Your goal ::
Please set down all the lines beneath this one exactly, without the pictures.
============
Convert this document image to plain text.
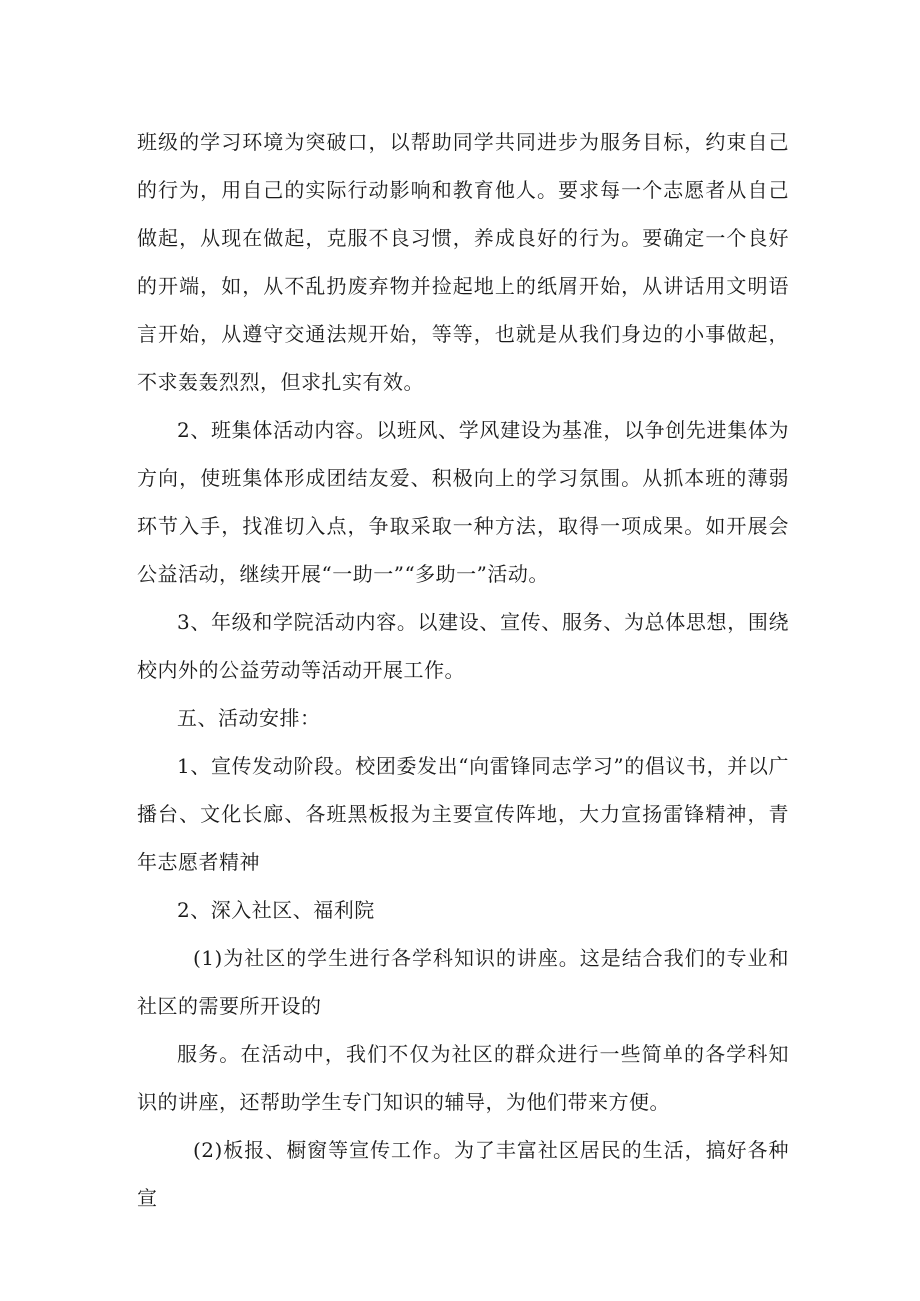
班级的学习环境为突破口，以帮助同学共同进步为服务目标，约束自己的行为，用自己的实际行动影响和教育他人。要求每一个志愿者从自己做起，从现在做起，克服不良习惯，养成良好的行为。要确定一个良好的开端，如，从不乱扔废弃物并捡起地上的纸屑开始，从讲话用文明语言开始，从遵守交通法规开始，等等，也就是从我们身边的小事做起，不求轰轰烈烈，但求扎实有效。

2、班集体活动内容。以班风、学风建设为基准，以争创先进集体为方向，使班集体形成团结友爱、积极向上的学习氛围。从抓本班的薄弱环节入手，找准切入点，争取采取一种方法，取得一项成果。如开展会公益活动，继续开展“一助一”“多助一”活动。

3、年级和学院活动内容。以建设、宣传、服务、为总体思想，围绕校内外的公益劳动等活动开展工作。

五、活动安排：

1、宣传发动阶段。校团委发出“向雷锋同志学习”的倡议书，并以广播台、文化长廊、各班黑板报为主要宣传阵地，大力宣扬雷锋精神，青年志愿者精神

2、深入社区、福利院

(1)为社区的学生进行各学科知识的讲座。这是结合我们的专业和社区的需要所开设的

服务。在活动中，我们不仅为社区的群众进行一些简单的各学科知识的讲座，还帮助学生专门知识的辅导，为他们带来方便。

(2)板报、橱窗等宣传工作。为了丰富社区居民的生活，搞好各种宣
============
Task answer ::
Convert this document image to plain text.
班级的学习环境为突破口，以帮助同学共同进步为服务目标，约束自己的行为，用自己的实际行动影响和教育他人。要求每一个志愿者从自己做起，从现在做起，克服不良习惯，养成良好的行为。要确定一个良好的开端，如，从不乱扔废弃物并捡起地上的纸屑开始，从讲话用文明语言开始，从遵守交通法规开始，等等，也就是从我们身边的小事做起，不求轰轰烈烈，但求扎实有效。

2、班集体活动内容。以班风、学风建设为基准，以争创先进集体为方向，使班集体形成团结友爱、积极向上的学习氛围。从抓本班的薄弱环节入手，找准切入点，争取采取一种方法，取得一项成果。如开展会公益活动，继续开展“一助一”“多助一”活动。

3、年级和学院活动内容。以建设、宣传、服务、为总体思想，围绕校内外的公益劳动等活动开展工作。

五、活动安排：

1、宣传发动阶段。校团委发出“向雷锋同志学习”的倡议书，并以广播台、文化长廊、各班黑板报为主要宣传阵地，大力宣扬雷锋精神，青年志愿者精神

2、深入社区、福利院

(1)为社区的学生进行各学科知识的讲座。这是结合我们的专业和社区的需要所开设的

服务。在活动中，我们不仅为社区的群众进行一些简单的各学科知识的讲座，还帮助学生专门知识的辅导，为他们带来方便。

(2)板报、橱窗等宣传工作。为了丰富社区居民的生活，搞好各种宣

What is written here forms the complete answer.